§ **Material provided**
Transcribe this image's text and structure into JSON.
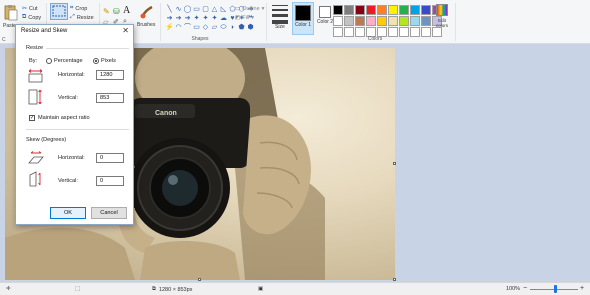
{
  "ribbon": {
    "clipboard": {
      "paste_label": "Paste",
      "cut_label": "Cut",
      "copy_label": "Copy",
      "group_label": "C"
    },
    "image": {
      "crop_label": "Crop",
      "resize_label": "Resize"
    },
    "tools": {
      "text_tool_glyph": "A"
    },
    "brushes_label": "Brushes",
    "shapes": {
      "outline_label": "Outline",
      "fill_label": "Fill",
      "group_label": "Shapes"
    },
    "size_label": "Size",
    "color1_label": "Color 1",
    "color2_label": "Color 2",
    "colors_group_label": "Colors",
    "edit_colors_label": "Edit colors",
    "color1_value": "#000000",
    "color2_value": "#ffffff",
    "palette_row1": [
      "#000000",
      "#7f7f7f",
      "#880015",
      "#ed1c24",
      "#ff7f27",
      "#fff200",
      "#22b14c",
      "#00a2e8",
      "#3f48cc",
      "#a349a4"
    ],
    "palette_row2": [
      "#ffffff",
      "#c3c3c3",
      "#b97a57",
      "#ffaec9",
      "#ffc90e",
      "#efe4b0",
      "#b5e61d",
      "#99d9ea",
      "#7092be",
      "#c8bfe7"
    ],
    "palette_row3": [
      "#ffffff",
      "#ffffff",
      "#ffffff",
      "#ffffff",
      "#ffffff",
      "#ffffff",
      "#ffffff",
      "#ffffff",
      "#ffffff",
      "#ffffff"
    ],
    "shape_glyphs": [
      "╲",
      "∿",
      "◯",
      "▭",
      "▢",
      "△",
      "◺",
      "⬠",
      "⬡",
      "➔",
      "➔",
      "➔",
      "➔",
      "✦",
      "✦",
      "✦",
      "☁",
      "♥",
      "✶",
      "❝",
      "⚡",
      "◠",
      "⌒",
      "▭",
      "◇",
      "▱",
      "⬭",
      "◗",
      "⬟",
      "⬢"
    ]
  },
  "dialog": {
    "title": "Resize and Skew",
    "resize_section": "Resize",
    "by_label": "By:",
    "percentage_label": "Percentage",
    "pixels_label": "Pixels",
    "horizontal_label": "Horizontal:",
    "vertical_label": "Vertical:",
    "resize_horizontal": "1280",
    "resize_vertical": "853",
    "maintain_label": "Maintain aspect ratio",
    "skew_section": "Skew (Degrees)",
    "skew_horizontal_label": "Horizontal:",
    "skew_vertical_label": "Vertical:",
    "skew_horizontal": "0",
    "skew_vertical": "0",
    "ok_label": "OK",
    "cancel_label": "Cancel"
  },
  "status": {
    "image_size": "1280 × 853px",
    "zoom": "100%",
    "zoom_minus": "−",
    "zoom_plus": "+"
  }
}
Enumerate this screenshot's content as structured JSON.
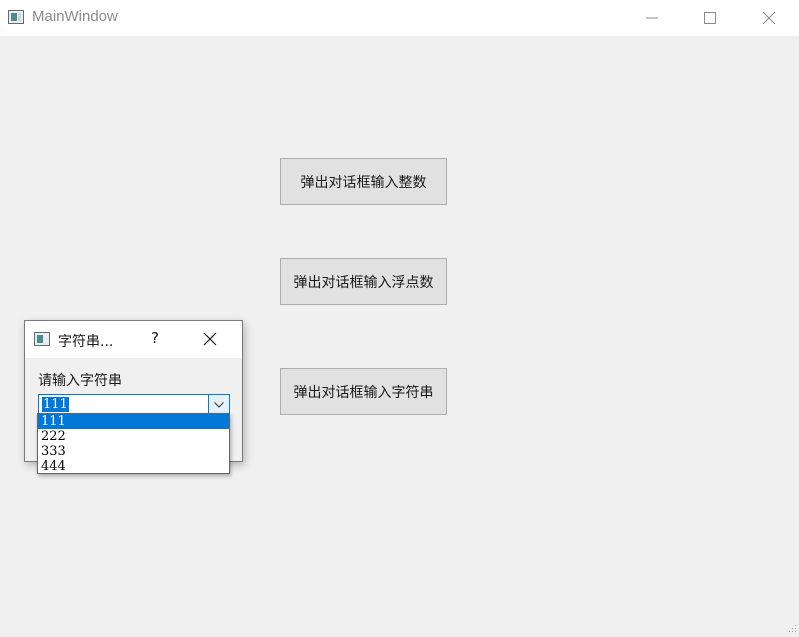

§ **Job**
The material above holds pictures; copy everything else in it exactly.

§ **Solved problem**
Transcribe this image's text and structure into JSON.
{
  "ribbon": {
    "clipboard": {
      "paste_label": "Paste",
      "cut_label": "Cut",
      "copy_label": "Copy",
      "group_label": "C"
    },
    "image": {
      "crop_label": "Crop",
      "resize_label": "Resize"
    },
    "tools": {
      "text_tool_glyph": "A"
    },
    "brushes_label": "Brushes",
    "shapes": {
      "outline_label": "Outline",
      "fill_label": "Fill",
      "group_label": "Shapes"
    },
    "size_label": "Size",
    "color1_label": "Color 1",
    "color2_label": "Color 2",
    "colors_group_label": "Colors",
    "edit_colors_label": "Edit colors",
    "color1_value": "#000000",
    "color2_value": "#ffffff",
    "palette_row1": [
      "#000000",
      "#7f7f7f",
      "#880015",
      "#ed1c24",
      "#ff7f27",
      "#fff200",
      "#22b14c",
      "#00a2e8",
      "#3f48cc",
      "#a349a4"
    ],
    "palette_row2": [
      "#ffffff",
      "#c3c3c3",
      "#b97a57",
      "#ffaec9",
      "#ffc90e",
      "#efe4b0",
      "#b5e61d",
      "#99d9ea",
      "#7092be",
      "#c8bfe7"
    ],
    "palette_row3": [
      "#ffffff",
      "#ffffff",
      "#ffffff",
      "#ffffff",
      "#ffffff",
      "#ffffff",
      "#ffffff",
      "#ffffff",
      "#ffffff",
      "#ffffff"
    ],
    "shape_glyphs": [
      "╲",
      "∿",
      "◯",
      "▭",
      "▢",
      "△",
      "◺",
      "⬠",
      "⬡",
      "➔",
      "➔",
      "➔",
      "➔",
      "✦",
      "✦",
      "✦",
      "☁",
      "♥",
      "✶",
      "❝",
      "⚡",
      "◠",
      "⌒",
      "▭",
      "◇",
      "▱",
      "⬭",
      "◗",
      "⬟",
      "⬢"
    ]
  },
  "dialog": {
    "title": "Resize and Skew",
    "resize_section": "Resize",
    "by_label": "By:",
    "percentage_label": "Percentage",
    "pixels_label": "Pixels",
    "horizontal_label": "Horizontal:",
    "vertical_label": "Vertical:",
    "resize_horizontal": "1280",
    "resize_vertical": "853",
    "maintain_label": "Maintain aspect ratio",
    "skew_section": "Skew (Degrees)",
    "skew_horizontal_label": "Horizontal:",
    "skew_vertical_label": "Vertical:",
    "skew_horizontal": "0",
    "skew_vertical": "0",
    "ok_label": "OK",
    "cancel_label": "Cancel"
  },
  "status": {
    "image_size": "1280 × 853px",
    "zoom": "100%",
    "zoom_minus": "−",
    "zoom_plus": "+"
  }
}
Enumerate this screenshot's content as structured JSON.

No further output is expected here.